*WHAT THE TASK REQUIRES*: Show each line of the data below that has the string "futuro" in it.

-- START OF DATA SHOWN --

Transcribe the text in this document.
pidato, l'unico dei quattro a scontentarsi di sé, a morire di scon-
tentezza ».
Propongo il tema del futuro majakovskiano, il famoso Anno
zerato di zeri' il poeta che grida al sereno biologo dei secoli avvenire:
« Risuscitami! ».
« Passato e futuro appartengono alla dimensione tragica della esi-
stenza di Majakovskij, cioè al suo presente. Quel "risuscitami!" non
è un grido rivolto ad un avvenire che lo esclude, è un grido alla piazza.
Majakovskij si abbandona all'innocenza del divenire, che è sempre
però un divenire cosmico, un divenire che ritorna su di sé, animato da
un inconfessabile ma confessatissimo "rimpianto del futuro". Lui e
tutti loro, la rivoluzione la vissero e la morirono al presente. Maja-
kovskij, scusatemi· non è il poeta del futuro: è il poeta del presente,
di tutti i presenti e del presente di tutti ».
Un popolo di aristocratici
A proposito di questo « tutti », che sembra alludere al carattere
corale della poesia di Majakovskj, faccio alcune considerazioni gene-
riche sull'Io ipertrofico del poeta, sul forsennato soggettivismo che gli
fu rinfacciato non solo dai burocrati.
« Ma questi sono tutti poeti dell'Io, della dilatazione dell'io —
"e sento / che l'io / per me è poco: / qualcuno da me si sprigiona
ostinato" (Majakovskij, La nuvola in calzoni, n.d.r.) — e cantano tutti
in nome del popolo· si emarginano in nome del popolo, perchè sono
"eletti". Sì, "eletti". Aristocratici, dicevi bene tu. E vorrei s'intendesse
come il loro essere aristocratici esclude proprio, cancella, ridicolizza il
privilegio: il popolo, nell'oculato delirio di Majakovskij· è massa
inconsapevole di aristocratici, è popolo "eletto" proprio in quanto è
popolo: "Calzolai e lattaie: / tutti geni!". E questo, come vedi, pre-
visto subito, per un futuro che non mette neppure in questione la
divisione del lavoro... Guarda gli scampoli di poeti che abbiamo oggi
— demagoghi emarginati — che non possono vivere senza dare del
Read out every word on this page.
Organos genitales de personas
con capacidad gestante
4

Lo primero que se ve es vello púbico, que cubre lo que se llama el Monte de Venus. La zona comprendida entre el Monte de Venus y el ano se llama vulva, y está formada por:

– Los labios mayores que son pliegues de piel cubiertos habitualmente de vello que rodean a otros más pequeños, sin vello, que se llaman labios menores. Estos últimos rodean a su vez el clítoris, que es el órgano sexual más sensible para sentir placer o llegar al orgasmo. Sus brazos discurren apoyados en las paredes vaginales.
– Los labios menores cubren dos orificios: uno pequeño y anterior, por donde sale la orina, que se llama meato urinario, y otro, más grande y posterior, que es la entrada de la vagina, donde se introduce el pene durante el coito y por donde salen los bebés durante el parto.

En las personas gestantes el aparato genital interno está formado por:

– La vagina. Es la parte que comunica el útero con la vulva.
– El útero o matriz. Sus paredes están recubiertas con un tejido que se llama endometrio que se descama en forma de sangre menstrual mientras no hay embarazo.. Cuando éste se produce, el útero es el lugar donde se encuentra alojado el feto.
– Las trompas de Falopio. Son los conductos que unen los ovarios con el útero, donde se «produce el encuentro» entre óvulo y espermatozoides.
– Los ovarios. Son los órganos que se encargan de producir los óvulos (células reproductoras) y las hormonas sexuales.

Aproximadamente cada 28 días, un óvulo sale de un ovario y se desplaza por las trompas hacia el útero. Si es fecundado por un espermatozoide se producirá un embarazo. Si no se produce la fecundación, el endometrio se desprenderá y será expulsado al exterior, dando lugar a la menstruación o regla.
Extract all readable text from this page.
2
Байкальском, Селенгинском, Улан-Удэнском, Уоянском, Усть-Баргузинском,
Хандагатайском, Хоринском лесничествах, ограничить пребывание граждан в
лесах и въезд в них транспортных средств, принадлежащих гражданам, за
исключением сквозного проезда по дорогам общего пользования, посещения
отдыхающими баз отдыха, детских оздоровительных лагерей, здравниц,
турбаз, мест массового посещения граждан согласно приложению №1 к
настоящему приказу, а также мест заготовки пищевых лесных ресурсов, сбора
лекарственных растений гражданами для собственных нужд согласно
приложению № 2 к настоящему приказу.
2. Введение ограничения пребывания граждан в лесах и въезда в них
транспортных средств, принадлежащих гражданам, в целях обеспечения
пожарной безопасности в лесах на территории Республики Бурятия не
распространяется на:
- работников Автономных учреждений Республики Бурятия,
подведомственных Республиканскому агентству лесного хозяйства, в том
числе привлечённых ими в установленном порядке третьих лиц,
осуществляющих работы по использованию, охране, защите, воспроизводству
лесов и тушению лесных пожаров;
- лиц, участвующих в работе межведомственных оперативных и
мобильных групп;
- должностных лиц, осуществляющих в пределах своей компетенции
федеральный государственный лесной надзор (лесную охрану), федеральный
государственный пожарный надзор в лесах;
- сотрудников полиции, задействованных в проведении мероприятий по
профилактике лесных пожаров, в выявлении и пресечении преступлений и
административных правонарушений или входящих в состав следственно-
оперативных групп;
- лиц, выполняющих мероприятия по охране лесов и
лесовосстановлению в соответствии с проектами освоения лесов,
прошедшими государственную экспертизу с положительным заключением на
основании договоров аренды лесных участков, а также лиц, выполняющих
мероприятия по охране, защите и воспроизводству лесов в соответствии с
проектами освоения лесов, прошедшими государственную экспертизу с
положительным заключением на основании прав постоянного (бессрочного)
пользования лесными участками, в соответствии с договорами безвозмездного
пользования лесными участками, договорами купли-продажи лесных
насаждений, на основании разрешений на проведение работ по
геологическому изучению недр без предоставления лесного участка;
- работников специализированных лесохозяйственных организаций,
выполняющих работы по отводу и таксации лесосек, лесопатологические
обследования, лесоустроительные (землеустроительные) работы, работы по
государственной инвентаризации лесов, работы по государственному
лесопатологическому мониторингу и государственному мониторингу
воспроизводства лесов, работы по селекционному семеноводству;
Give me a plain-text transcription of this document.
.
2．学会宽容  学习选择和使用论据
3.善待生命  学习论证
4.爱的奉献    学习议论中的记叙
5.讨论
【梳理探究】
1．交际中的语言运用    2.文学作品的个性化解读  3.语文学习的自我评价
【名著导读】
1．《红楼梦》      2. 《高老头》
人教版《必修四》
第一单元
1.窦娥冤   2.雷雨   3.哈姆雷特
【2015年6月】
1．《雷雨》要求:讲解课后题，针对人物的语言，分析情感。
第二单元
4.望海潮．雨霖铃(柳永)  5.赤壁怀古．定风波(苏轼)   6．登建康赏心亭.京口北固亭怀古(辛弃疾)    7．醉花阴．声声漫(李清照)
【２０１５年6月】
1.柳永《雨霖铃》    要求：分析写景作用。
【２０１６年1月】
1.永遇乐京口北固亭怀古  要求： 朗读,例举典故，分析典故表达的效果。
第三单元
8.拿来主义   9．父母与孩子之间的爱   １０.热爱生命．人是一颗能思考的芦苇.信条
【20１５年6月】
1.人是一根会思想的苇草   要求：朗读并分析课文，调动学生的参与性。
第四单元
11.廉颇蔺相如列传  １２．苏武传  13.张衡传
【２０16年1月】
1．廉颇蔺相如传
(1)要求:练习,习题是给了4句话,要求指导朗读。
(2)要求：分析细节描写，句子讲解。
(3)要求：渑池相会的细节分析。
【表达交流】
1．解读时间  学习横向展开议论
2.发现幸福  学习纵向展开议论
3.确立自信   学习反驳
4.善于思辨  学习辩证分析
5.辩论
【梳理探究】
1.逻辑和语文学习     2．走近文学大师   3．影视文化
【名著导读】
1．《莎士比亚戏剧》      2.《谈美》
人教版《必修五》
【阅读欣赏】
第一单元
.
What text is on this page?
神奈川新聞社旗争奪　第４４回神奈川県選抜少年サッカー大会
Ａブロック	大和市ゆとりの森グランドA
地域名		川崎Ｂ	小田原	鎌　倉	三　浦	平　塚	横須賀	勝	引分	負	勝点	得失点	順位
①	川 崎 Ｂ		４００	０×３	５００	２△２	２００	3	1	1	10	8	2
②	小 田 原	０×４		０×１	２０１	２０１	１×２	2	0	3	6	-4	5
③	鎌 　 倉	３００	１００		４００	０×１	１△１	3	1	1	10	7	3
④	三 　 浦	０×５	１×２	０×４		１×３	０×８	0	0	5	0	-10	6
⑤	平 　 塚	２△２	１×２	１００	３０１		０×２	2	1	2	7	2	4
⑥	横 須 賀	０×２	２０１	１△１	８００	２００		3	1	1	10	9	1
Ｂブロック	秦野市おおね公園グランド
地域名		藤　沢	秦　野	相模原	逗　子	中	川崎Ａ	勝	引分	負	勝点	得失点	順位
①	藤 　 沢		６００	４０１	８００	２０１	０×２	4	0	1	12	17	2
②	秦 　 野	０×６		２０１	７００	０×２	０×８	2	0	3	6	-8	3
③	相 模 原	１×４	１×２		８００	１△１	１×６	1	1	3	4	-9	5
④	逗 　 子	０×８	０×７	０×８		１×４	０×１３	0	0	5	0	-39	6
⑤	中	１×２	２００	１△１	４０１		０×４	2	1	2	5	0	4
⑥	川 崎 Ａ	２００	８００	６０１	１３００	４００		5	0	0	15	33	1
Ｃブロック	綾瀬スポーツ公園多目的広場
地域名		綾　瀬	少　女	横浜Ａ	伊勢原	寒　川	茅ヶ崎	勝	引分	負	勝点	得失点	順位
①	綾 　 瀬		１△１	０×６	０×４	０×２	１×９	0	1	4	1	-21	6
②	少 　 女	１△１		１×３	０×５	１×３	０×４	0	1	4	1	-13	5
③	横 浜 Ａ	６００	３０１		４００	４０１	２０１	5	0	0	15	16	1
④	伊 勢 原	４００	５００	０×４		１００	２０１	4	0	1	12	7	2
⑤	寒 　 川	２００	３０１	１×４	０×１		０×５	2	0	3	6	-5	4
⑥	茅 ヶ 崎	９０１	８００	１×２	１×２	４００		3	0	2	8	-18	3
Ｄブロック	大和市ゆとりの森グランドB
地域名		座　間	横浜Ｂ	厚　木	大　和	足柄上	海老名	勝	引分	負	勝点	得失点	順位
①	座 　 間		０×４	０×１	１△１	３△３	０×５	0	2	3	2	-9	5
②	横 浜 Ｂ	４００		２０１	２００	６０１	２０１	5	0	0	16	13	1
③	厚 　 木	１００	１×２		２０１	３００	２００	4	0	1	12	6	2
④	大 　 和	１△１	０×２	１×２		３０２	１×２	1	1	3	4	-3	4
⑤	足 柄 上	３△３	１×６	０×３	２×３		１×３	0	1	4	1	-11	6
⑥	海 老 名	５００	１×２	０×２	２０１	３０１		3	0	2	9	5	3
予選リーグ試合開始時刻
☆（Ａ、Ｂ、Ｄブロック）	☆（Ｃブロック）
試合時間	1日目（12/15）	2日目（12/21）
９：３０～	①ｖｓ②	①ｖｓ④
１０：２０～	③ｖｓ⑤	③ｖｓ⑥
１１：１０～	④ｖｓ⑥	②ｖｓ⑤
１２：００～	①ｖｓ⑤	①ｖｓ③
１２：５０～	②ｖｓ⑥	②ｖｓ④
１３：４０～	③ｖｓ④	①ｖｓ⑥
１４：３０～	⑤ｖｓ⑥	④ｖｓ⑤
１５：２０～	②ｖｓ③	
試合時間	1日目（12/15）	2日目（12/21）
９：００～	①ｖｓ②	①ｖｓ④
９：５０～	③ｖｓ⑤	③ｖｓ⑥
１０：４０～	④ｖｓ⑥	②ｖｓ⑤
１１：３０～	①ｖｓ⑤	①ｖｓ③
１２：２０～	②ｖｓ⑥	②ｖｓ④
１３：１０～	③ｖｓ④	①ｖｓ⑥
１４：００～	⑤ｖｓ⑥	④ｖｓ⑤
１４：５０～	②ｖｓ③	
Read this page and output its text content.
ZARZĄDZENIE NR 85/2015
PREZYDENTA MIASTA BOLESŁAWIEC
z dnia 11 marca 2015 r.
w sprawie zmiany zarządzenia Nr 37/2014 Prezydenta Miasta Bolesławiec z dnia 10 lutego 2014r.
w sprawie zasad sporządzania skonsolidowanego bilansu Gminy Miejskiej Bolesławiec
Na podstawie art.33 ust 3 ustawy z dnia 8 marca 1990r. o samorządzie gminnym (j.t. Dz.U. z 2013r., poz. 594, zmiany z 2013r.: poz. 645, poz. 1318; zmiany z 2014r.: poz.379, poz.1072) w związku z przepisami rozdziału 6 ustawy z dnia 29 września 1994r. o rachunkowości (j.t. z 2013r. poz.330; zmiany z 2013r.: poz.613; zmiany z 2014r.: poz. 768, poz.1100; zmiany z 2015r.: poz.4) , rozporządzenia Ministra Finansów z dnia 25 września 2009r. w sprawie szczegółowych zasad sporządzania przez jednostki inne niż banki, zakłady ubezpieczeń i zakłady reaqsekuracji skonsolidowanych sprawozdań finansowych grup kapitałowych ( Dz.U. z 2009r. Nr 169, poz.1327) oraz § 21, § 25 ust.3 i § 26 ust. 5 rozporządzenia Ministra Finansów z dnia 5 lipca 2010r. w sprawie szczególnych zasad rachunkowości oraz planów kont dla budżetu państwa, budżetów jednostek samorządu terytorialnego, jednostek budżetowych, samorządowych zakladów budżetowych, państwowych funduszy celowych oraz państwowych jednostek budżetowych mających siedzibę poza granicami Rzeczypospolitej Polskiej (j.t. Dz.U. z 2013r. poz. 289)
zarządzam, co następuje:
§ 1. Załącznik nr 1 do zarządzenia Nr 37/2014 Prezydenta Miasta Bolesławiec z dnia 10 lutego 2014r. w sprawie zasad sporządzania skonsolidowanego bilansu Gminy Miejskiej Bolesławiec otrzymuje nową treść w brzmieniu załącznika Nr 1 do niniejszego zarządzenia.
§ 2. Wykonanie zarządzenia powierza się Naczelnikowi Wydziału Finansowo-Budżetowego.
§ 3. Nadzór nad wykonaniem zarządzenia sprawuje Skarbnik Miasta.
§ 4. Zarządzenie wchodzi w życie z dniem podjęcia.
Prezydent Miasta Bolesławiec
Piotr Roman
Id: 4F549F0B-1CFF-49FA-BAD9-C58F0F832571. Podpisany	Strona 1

-- END OF DATA SHOWN --

*FINISHED ANSWER*:
Propongo il tema del futuro majakovskiano, il famoso Anno
« Passato e futuro appartengono alla dimensione tragica della esi-
un inconfessabile ma confessatissimo "rimpianto del futuro". Lui e
kovskij, scusatemi· non è il poeta del futuro: è il poeta del presente,
visto subito, per un futuro che non mette neppure in questione la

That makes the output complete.